-- Data supplied --
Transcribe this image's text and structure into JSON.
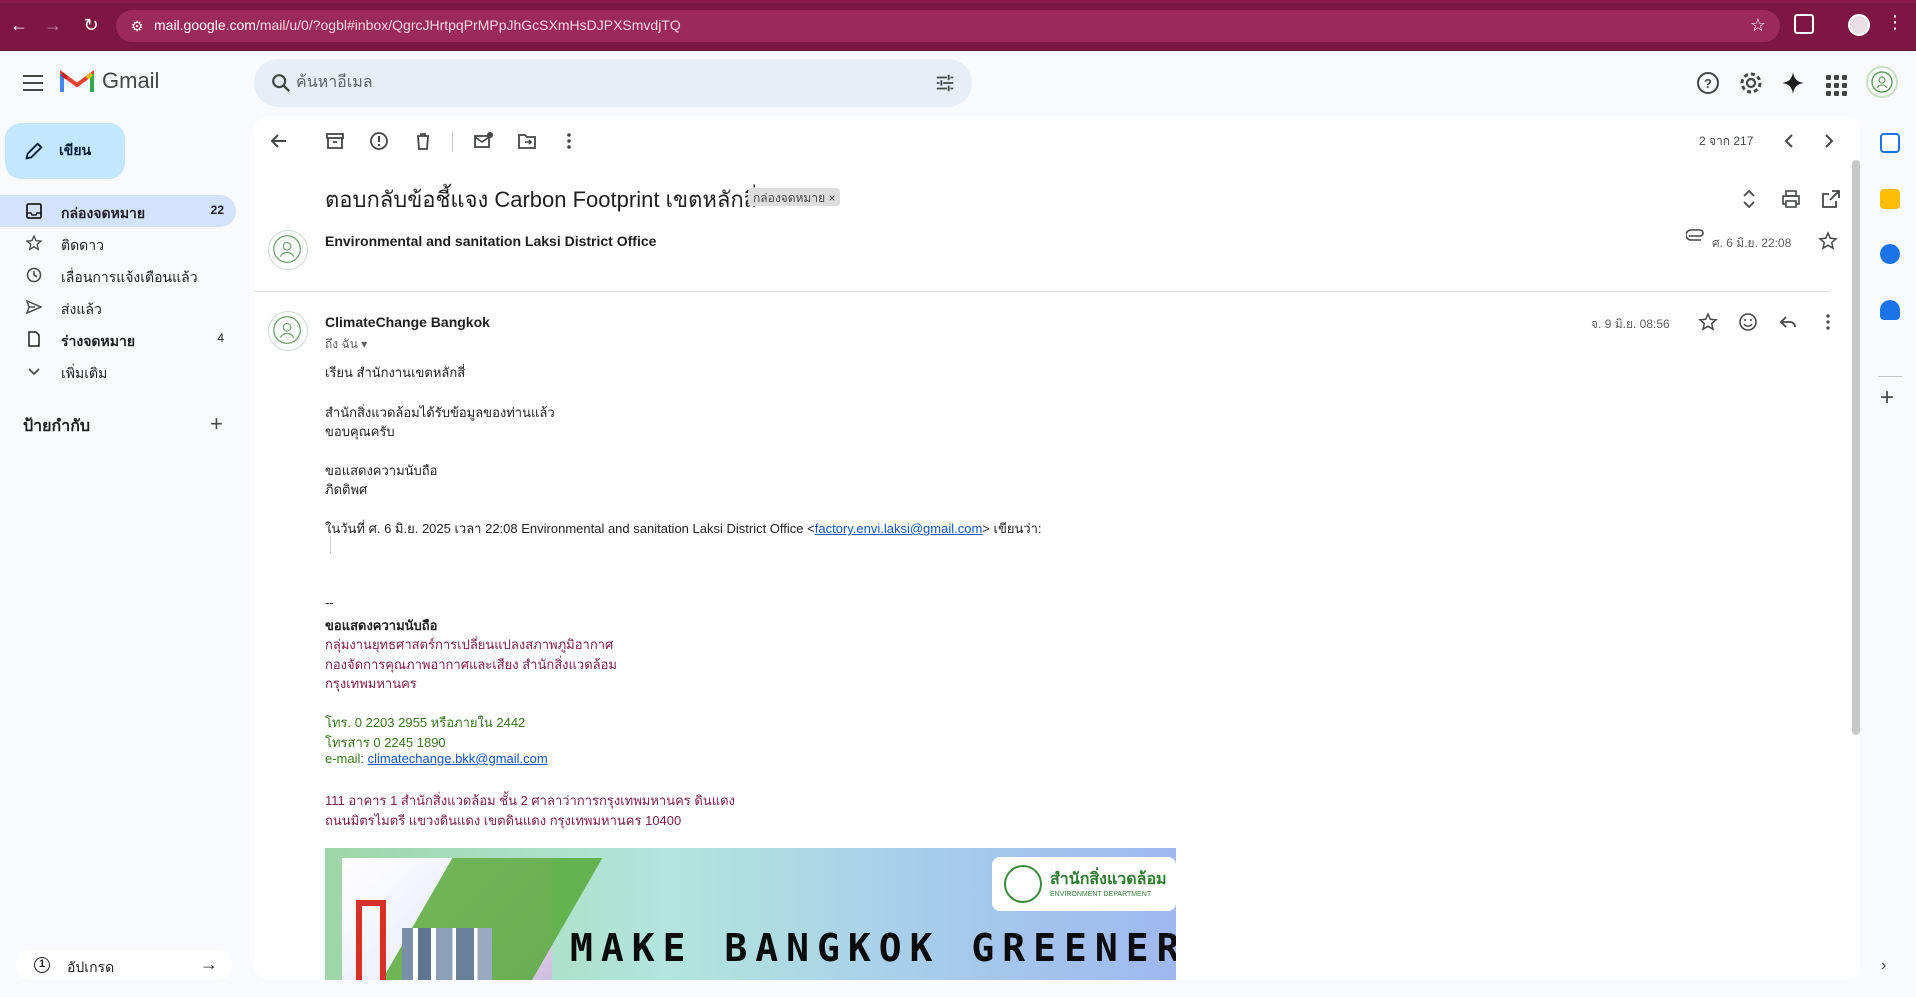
{
  "browser": {
    "url_host": "mail.google.com",
    "url_path": "/mail/u/0/?ogbl#inbox/QgrcJHrtpqPrMPpJhGcSXmHsDJPXSmvdjTQ"
  },
  "app": {
    "name": "Gmail",
    "search_placeholder": "ค้นหาอีเมล"
  },
  "sidebar": {
    "compose_label": "เขียน",
    "items": [
      {
        "label": "กล่องจดหมาย",
        "count": "22",
        "icon": "inbox-icon",
        "active": true
      },
      {
        "label": "ติดดาว",
        "count": "",
        "icon": "star-icon",
        "active": false
      },
      {
        "label": "เลื่อนการแจ้งเตือนแล้ว",
        "count": "",
        "icon": "clock-icon",
        "active": false
      },
      {
        "label": "ส่งแล้ว",
        "count": "",
        "icon": "send-icon",
        "active": false
      },
      {
        "label": "ร่างจดหมาย",
        "count": "4",
        "icon": "draft-icon",
        "active": false
      },
      {
        "label": "เพิ่มเติม",
        "count": "",
        "icon": "chevron-down-icon",
        "active": false
      }
    ],
    "labels_title": "ป้ายกำกับ",
    "upgrade_label": "อัปเกรด"
  },
  "toolbar": {
    "pager": "2 จาก 217"
  },
  "thread": {
    "subject": "ตอบกลับข้อชี้แจง Carbon Footprint เขตหลักสี่",
    "label_chip": "กล่องจดหมาย",
    "collapsed": {
      "sender": "Environmental and sanitation Laksi District Office",
      "date": "ศ. 6 มิ.ย. 22:08"
    },
    "open": {
      "sender": "ClimateChange Bangkok",
      "to": "ถึง ฉัน",
      "date": "จ. 9 มิ.ย. 08:56",
      "body": {
        "greeting": "เรียน สำนักงานเขตหลักสี่",
        "line1": "สำนักสิ่งแวดล้อมได้รับข้อมูลของท่านแล้ว",
        "line2": "ขอบคุณครับ",
        "closing1": "ขอแสดงความนับถือ",
        "closing2": "ภิดติพศ",
        "quote_prefix": "ในวันที่ ศ. 6 มิ.ย. 2025 เวลา 22:08 Environmental and sanitation Laksi District Office <",
        "quote_email": "factory.envi.laksi@gmail.com",
        "quote_suffix": "> เขียนว่า:"
      },
      "signature": {
        "dashes": "--",
        "regards": "ขอแสดงความนับถือ",
        "org1": "กลุ่มงานยุทธศาสตร์การเปลี่ยนแปลงสภาพภูมิอากาศ",
        "org2": "กองจัดการคุณภาพอากาศและเสียง สำนักสิ่งแวดล้อม",
        "org3": "กรุงเทพมหานคร",
        "tel": "โทร. 0 2203 2955 หรือภายใน 2442",
        "fax": "โทรสาร 0 2245 1890",
        "email_label": "e-mail: ",
        "email": "climatechange.bkk@gmail.com",
        "addr1": "111 อาคาร 1 สำนักสิ่งแวดล้อม ชั้น 2 ศาลาว่าการกรุงเทพมหานคร ดินแดง",
        "addr2": "ถนนมิตรไมตรี แขวงดินแดง เขตดินแดง กรุงเทพมหานคร 10400"
      },
      "banner": {
        "logo_th": "สำนักสิ่งแวดล้อม",
        "logo_en": "ENVIRONMENT DEPARTMENT",
        "slogan": "MAKE BANGKOK GREENER!"
      }
    }
  },
  "colors": {
    "chrome": "#7d1640",
    "compose_bg": "#c2e7ff",
    "active_nav": "#d3e3fd"
  }
}
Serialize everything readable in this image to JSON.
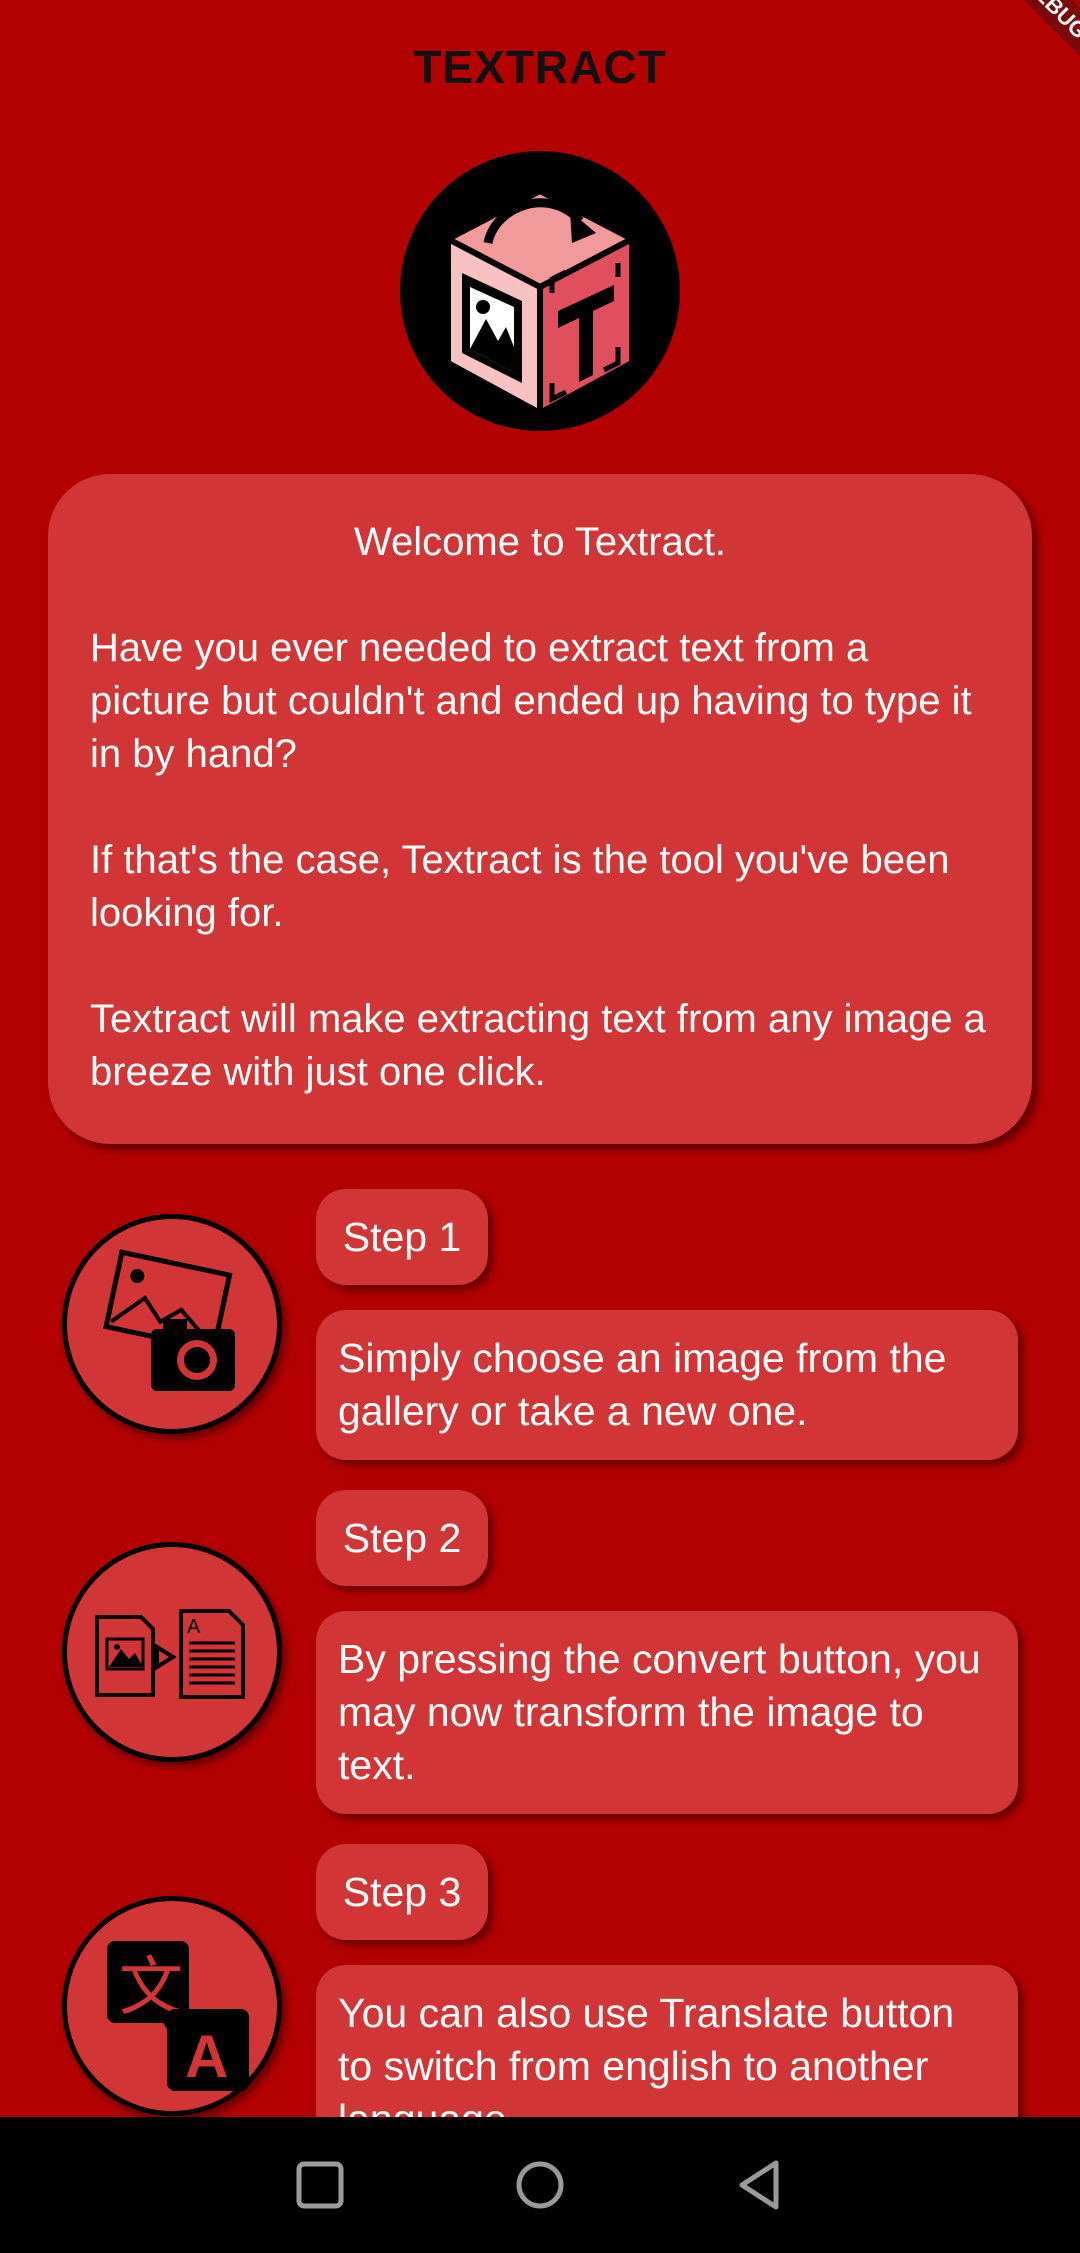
{
  "app": {
    "title": "TEXTRACT",
    "debug_banner": "DEBUG"
  },
  "welcome": {
    "title": "Welcome to Textract.",
    "paragraphs": [
      "Have you ever needed to extract text from a picture but couldn't and ended up having to type it in by hand?",
      "If that's the case, Textract is the tool you've been looking for.",
      "Textract will make extracting text from any image a breeze with just one click."
    ]
  },
  "steps": [
    {
      "label": "Step 1",
      "icon": "image-camera-icon",
      "text": "Simply choose an image from the gallery or take a new one."
    },
    {
      "label": "Step 2",
      "icon": "image-to-text-icon",
      "text": "By pressing the convert button, you may now transform the image to text."
    },
    {
      "label": "Step 3",
      "icon": "translate-icon",
      "text": "You can also use Translate button to switch from english to another language."
    }
  ],
  "navbar": {
    "icons": [
      "recent-apps-icon",
      "home-icon",
      "back-icon"
    ]
  },
  "colors": {
    "background": "#B30000",
    "card": "#D13535",
    "text": "#FFFFFF",
    "title": "#111111"
  }
}
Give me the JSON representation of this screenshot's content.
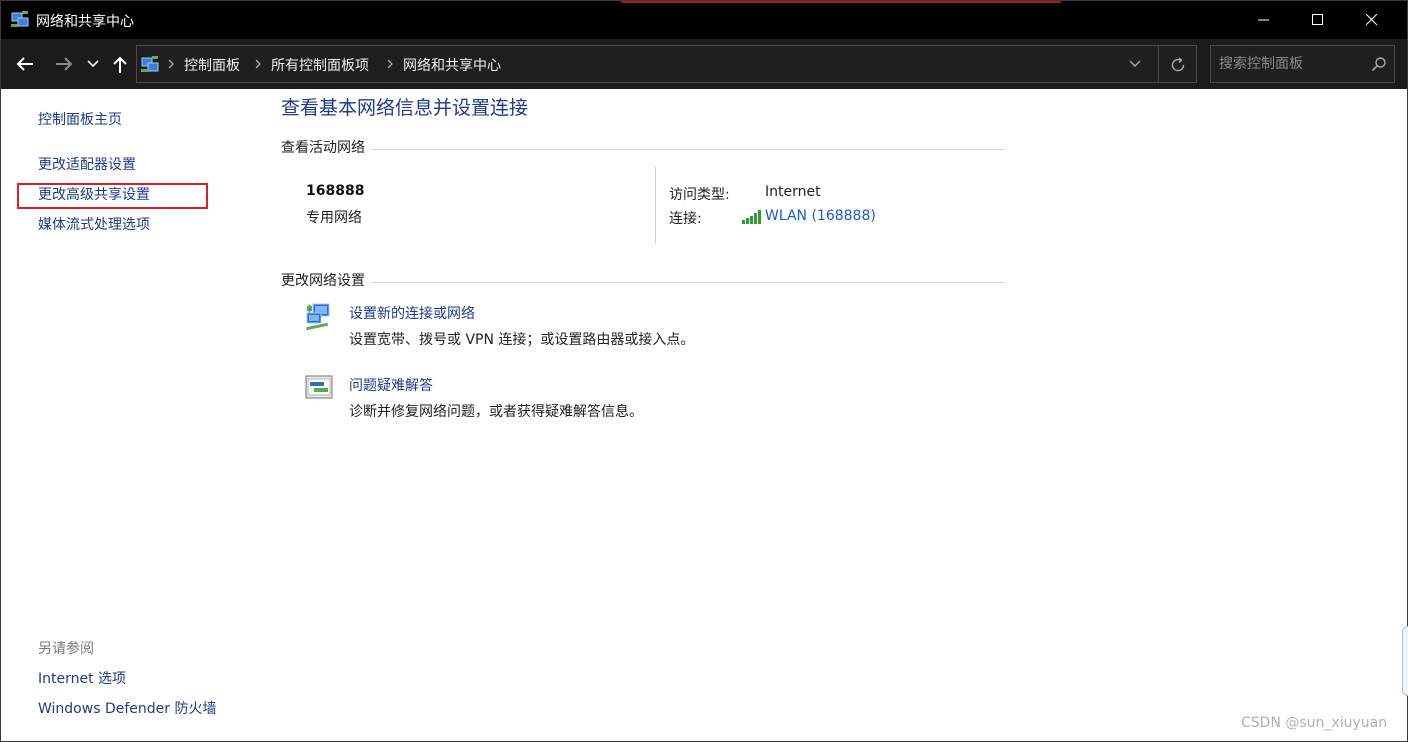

-- Short exercise --
Leave out the pictures and transcribe the entries above exactly.

-- Solution --
Transcribe this image's text and structure into JSON.
{
  "browser": {
    "url_host": "mail.google.com",
    "url_path": "/mail/u/0/?ogbl#inbox/QgrcJHrtpqPrMPpJhGcSXmHsDJPXSmvdjTQ"
  },
  "app": {
    "name": "Gmail",
    "search_placeholder": "ค้นหาอีเมล"
  },
  "sidebar": {
    "compose_label": "เขียน",
    "items": [
      {
        "label": "กล่องจดหมาย",
        "count": "22",
        "icon": "inbox-icon",
        "active": true
      },
      {
        "label": "ติดดาว",
        "count": "",
        "icon": "star-icon",
        "active": false
      },
      {
        "label": "เลื่อนการแจ้งเตือนแล้ว",
        "count": "",
        "icon": "clock-icon",
        "active": false
      },
      {
        "label": "ส่งแล้ว",
        "count": "",
        "icon": "send-icon",
        "active": false
      },
      {
        "label": "ร่างจดหมาย",
        "count": "4",
        "icon": "draft-icon",
        "active": false
      },
      {
        "label": "เพิ่มเติม",
        "count": "",
        "icon": "chevron-down-icon",
        "active": false
      }
    ],
    "labels_title": "ป้ายกำกับ",
    "upgrade_label": "อัปเกรด"
  },
  "toolbar": {
    "pager": "2 จาก 217"
  },
  "thread": {
    "subject": "ตอบกลับข้อชี้แจง Carbon Footprint เขตหลักสี่",
    "label_chip": "กล่องจดหมาย",
    "collapsed": {
      "sender": "Environmental and sanitation Laksi District Office",
      "date": "ศ. 6 มิ.ย. 22:08"
    },
    "open": {
      "sender": "ClimateChange Bangkok",
      "to": "ถึง ฉัน",
      "date": "จ. 9 มิ.ย. 08:56",
      "body": {
        "greeting": "เรียน สำนักงานเขตหลักสี่",
        "line1": "สำนักสิ่งแวดล้อมได้รับข้อมูลของท่านแล้ว",
        "line2": "ขอบคุณครับ",
        "closing1": "ขอแสดงความนับถือ",
        "closing2": "ภิดติพศ",
        "quote_prefix": "ในวันที่ ศ. 6 มิ.ย. 2025 เวลา 22:08 Environmental and sanitation Laksi District Office <",
        "quote_email": "factory.envi.laksi@gmail.com",
        "quote_suffix": "> เขียนว่า:"
      },
      "signature": {
        "dashes": "--",
        "regards": "ขอแสดงความนับถือ",
        "org1": "กลุ่มงานยุทธศาสตร์การเปลี่ยนแปลงสภาพภูมิอากาศ",
        "org2": "กองจัดการคุณภาพอากาศและเสียง สำนักสิ่งแวดล้อม",
        "org3": "กรุงเทพมหานคร",
        "tel": "โทร. 0 2203 2955 หรือภายใน 2442",
        "fax": "โทรสาร 0 2245 1890",
        "email_label": "e-mail: ",
        "email": "climatechange.bkk@gmail.com",
        "addr1": "111 อาคาร 1 สำนักสิ่งแวดล้อม ชั้น 2 ศาลาว่าการกรุงเทพมหานคร ดินแดง",
        "addr2": "ถนนมิตรไมตรี แขวงดินแดง เขตดินแดง กรุงเทพมหานคร 10400"
      },
      "banner": {
        "logo_th": "สำนักสิ่งแวดล้อม",
        "logo_en": "ENVIRONMENT DEPARTMENT",
        "slogan": "MAKE BANGKOK GREENER!"
      }
    }
  },
  "colors": {
    "chrome": "#7d1640",
    "compose_bg": "#c2e7ff",
    "active_nav": "#d3e3fd"
  }
}
Serialize everything readable in this image to JSON.
{
  "app": {
    "title": "TEXTRACT",
    "debug_banner": "DEBUG"
  },
  "welcome": {
    "title": "Welcome to Textract.",
    "paragraphs": [
      "Have you ever needed to extract text from a picture but couldn't and ended up having to type it in by hand?",
      "If that's the case, Textract is the tool you've been looking for.",
      "Textract will make extracting text from any image a breeze with just one click."
    ]
  },
  "steps": [
    {
      "label": "Step 1",
      "icon": "image-camera-icon",
      "text": "Simply choose an image from the gallery or take a new one."
    },
    {
      "label": "Step 2",
      "icon": "image-to-text-icon",
      "text": "By pressing the convert button, you may now transform the image to text."
    },
    {
      "label": "Step 3",
      "icon": "translate-icon",
      "text": "You can also use Translate button to switch from english to another language."
    }
  ],
  "navbar": {
    "icons": [
      "recent-apps-icon",
      "home-icon",
      "back-icon"
    ]
  },
  "colors": {
    "background": "#B30000",
    "card": "#D13535",
    "text": "#FFFFFF",
    "title": "#111111"
  }
}
Give me the JSON representation of this screenshot's content.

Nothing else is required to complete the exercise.